==== Extracted information ====
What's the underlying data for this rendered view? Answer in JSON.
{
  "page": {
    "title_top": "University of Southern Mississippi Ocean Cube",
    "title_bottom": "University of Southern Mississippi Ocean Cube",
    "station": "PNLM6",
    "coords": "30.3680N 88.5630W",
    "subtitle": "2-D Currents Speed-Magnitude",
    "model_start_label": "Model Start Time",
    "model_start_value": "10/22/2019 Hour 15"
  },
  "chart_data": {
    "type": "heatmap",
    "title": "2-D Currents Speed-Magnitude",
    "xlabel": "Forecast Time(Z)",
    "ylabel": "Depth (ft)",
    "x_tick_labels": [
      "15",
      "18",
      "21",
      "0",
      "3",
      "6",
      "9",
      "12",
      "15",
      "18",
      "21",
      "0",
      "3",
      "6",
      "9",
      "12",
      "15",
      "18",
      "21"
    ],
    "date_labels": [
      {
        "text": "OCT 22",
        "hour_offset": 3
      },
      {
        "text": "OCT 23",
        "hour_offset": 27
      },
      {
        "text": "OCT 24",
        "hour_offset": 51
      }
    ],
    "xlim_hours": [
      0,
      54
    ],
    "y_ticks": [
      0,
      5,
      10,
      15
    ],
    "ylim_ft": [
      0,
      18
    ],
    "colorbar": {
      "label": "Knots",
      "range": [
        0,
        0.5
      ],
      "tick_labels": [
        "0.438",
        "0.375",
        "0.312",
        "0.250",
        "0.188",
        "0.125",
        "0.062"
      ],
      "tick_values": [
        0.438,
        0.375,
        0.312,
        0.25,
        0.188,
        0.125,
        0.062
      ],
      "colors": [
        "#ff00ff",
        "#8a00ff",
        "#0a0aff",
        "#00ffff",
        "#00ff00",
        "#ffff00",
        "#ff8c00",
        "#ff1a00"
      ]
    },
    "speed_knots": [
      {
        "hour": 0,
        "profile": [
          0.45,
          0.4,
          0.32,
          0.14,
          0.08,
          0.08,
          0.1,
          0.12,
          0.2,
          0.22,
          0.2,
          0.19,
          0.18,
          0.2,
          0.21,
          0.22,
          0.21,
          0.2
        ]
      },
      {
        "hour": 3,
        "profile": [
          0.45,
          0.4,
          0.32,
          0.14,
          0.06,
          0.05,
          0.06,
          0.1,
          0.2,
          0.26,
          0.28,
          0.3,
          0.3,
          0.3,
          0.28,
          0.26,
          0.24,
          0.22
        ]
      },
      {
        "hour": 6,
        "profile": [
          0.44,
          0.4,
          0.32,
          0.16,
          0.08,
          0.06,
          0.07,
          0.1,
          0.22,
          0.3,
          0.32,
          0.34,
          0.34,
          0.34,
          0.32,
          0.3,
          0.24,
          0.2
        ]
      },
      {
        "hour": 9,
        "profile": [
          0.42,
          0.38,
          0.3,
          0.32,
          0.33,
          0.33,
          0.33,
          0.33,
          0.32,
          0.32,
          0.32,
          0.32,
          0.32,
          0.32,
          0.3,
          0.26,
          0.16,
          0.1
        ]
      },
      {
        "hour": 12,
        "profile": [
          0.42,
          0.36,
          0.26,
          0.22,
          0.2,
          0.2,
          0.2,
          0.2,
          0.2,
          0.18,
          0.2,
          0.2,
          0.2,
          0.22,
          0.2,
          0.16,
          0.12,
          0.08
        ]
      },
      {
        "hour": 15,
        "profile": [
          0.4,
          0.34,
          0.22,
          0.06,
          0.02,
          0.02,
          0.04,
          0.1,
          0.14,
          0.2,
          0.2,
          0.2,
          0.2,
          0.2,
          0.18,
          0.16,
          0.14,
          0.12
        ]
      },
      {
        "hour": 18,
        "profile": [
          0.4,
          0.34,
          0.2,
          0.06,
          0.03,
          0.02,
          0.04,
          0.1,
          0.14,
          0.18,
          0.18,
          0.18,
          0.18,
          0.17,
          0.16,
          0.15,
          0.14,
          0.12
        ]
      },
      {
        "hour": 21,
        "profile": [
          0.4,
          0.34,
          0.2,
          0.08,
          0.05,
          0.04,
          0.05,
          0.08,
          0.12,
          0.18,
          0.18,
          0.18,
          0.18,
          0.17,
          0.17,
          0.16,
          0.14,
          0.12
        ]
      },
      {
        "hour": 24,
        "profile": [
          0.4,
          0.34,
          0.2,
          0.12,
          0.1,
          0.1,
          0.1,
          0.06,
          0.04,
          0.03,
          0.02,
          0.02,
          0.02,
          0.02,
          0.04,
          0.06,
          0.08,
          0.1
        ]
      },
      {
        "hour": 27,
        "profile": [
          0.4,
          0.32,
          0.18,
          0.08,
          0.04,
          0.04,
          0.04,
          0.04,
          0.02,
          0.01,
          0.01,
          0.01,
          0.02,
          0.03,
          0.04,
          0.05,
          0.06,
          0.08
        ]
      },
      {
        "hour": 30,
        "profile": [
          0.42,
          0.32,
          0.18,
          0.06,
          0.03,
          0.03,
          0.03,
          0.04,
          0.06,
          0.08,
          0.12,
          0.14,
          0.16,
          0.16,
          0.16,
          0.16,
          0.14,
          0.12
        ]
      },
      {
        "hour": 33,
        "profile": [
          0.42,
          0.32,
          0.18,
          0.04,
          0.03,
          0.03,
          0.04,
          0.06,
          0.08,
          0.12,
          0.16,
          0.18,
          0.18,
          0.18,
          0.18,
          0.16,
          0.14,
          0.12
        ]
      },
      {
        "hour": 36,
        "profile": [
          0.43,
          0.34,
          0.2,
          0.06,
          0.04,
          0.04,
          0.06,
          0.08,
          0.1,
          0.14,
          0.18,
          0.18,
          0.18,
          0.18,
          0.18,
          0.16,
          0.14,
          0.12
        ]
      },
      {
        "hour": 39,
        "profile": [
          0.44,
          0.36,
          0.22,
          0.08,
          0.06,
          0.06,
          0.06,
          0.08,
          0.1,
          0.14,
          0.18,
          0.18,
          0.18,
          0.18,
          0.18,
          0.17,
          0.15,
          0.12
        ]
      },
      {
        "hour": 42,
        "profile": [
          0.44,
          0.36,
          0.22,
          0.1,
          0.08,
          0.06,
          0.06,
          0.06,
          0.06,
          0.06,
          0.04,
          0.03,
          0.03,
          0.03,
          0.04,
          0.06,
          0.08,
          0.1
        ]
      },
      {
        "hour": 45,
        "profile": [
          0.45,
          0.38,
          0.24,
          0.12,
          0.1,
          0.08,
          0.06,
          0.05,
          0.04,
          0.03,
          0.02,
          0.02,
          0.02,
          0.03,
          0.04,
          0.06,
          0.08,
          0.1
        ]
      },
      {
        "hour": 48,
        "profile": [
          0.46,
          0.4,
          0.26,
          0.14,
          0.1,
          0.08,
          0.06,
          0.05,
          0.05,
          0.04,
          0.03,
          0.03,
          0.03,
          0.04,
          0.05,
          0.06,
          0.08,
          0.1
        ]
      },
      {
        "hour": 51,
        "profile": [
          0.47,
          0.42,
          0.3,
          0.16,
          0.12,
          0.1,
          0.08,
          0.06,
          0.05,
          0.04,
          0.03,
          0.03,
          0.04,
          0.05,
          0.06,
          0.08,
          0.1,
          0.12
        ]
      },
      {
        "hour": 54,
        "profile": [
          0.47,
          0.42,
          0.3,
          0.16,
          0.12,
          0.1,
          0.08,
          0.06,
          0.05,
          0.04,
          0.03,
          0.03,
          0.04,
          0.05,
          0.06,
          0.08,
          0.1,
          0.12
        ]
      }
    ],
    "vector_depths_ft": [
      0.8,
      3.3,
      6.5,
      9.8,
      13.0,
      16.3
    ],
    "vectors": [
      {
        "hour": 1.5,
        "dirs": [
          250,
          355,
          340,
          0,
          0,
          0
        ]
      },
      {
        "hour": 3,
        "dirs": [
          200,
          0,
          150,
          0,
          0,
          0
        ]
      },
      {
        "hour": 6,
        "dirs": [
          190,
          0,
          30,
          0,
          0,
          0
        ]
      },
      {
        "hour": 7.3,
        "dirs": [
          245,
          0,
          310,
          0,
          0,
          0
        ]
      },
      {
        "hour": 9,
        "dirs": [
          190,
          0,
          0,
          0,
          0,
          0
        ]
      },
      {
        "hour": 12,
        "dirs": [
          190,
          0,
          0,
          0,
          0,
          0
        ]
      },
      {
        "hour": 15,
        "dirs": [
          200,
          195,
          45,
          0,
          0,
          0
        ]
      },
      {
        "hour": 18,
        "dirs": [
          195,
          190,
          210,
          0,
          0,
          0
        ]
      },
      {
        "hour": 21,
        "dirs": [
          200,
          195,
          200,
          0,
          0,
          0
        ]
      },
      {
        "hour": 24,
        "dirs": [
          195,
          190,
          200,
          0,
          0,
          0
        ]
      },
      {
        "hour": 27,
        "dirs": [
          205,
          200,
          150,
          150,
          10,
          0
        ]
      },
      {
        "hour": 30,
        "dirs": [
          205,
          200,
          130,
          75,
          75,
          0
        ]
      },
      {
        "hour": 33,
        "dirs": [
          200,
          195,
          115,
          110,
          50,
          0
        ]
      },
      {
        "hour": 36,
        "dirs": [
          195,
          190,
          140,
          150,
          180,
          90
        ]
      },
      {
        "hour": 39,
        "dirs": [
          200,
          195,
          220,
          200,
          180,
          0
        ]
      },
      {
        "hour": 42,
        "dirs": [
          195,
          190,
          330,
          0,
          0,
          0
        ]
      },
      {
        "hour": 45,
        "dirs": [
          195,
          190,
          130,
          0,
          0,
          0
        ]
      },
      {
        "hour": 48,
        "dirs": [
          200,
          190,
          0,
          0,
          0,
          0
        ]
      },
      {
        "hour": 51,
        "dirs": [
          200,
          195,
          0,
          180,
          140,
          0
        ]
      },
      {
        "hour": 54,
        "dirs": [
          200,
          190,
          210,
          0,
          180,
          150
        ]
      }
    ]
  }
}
====
* Instruction:
Copy all lines from the material that contain "Cube".

* Finished exercise:
    "title_top": "University of Southern Mississippi Ocean Cube",
    "title_bottom": "University of Southern Mississippi Ocean Cube",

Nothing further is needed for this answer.